> _What is being asked_
Extract the complete listing and output it unchanged.
___ Raw records
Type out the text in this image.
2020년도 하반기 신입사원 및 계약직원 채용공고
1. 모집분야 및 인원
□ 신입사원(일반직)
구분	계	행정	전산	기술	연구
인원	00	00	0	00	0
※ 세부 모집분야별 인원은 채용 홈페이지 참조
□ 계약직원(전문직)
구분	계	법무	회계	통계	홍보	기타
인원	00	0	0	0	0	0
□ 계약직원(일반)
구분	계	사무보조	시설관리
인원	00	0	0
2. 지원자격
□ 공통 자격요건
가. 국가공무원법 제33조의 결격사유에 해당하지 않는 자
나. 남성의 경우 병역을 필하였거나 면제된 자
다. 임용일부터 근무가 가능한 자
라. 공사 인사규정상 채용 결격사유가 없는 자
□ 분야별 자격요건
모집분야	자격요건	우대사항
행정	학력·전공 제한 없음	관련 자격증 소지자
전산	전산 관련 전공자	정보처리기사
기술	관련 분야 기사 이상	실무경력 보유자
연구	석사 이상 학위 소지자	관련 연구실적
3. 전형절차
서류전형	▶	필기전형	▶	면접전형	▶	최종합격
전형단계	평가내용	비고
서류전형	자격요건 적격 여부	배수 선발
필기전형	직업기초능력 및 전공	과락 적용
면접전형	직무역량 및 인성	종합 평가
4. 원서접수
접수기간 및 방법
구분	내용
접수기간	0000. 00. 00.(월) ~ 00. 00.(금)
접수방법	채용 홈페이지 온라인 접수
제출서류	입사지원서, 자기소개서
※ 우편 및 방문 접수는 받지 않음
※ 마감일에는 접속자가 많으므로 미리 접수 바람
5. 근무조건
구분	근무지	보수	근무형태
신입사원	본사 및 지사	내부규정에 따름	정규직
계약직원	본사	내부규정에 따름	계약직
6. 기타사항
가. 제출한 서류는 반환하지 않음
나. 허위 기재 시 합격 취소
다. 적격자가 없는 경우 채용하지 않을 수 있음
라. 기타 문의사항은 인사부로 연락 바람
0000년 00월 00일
______
> _Solution for this problem_
Type out the text in this image.
2020년도 하반기 신입사원 및 계약직원 채용공고
1. 모집분야 및 인원
□ 신입사원(일반직)
구분	계	행정	전산	기술	연구
인원	00	00	0	00	0
※ 세부 모집분야별 인원은 채용 홈페이지 참조
□ 계약직원(전문직)
구분	계	법무	회계	통계	홍보	기타
인원	00	0	0	0	0	0
□ 계약직원(일반)
구분	계	사무보조	시설관리
인원	00	0	0
2. 지원자격
□ 공통 자격요건
가. 국가공무원법 제33조의 결격사유에 해당하지 않는 자
나. 남성의 경우 병역을 필하였거나 면제된 자
다. 임용일부터 근무가 가능한 자
라. 공사 인사규정상 채용 결격사유가 없는 자
□ 분야별 자격요건
모집분야	자격요건	우대사항
행정	학력·전공 제한 없음	관련 자격증 소지자
전산	전산 관련 전공자	정보처리기사
기술	관련 분야 기사 이상	실무경력 보유자
연구	석사 이상 학위 소지자	관련 연구실적
3. 전형절차
서류전형	▶	필기전형	▶	면접전형	▶	최종합격
전형단계	평가내용	비고
서류전형	자격요건 적격 여부	배수 선발
필기전형	직업기초능력 및 전공	과락 적용
면접전형	직무역량 및 인성	종합 평가
4. 원서접수
접수기간 및 방법
구분	내용
접수기간	0000. 00. 00.(월) ~ 00. 00.(금)
접수방법	채용 홈페이지 온라인 접수
제출서류	입사지원서, 자기소개서
※ 우편 및 방문 접수는 받지 않음
※ 마감일에는 접속자가 많으므로 미리 접수 바람
5. 근무조건
구분	근무지	보수	근무형태
신입사원	본사 및 지사	내부규정에 따름	정규직
계약직원	본사	내부규정에 따름	계약직
6. 기타사항
가. 제출한 서류는 반환하지 않음
나. 허위 기재 시 합격 취소
다. 적격자가 없는 경우 채용하지 않을 수 있음
라. 기타 문의사항은 인사부로 연락 바람
0000년 00월 00일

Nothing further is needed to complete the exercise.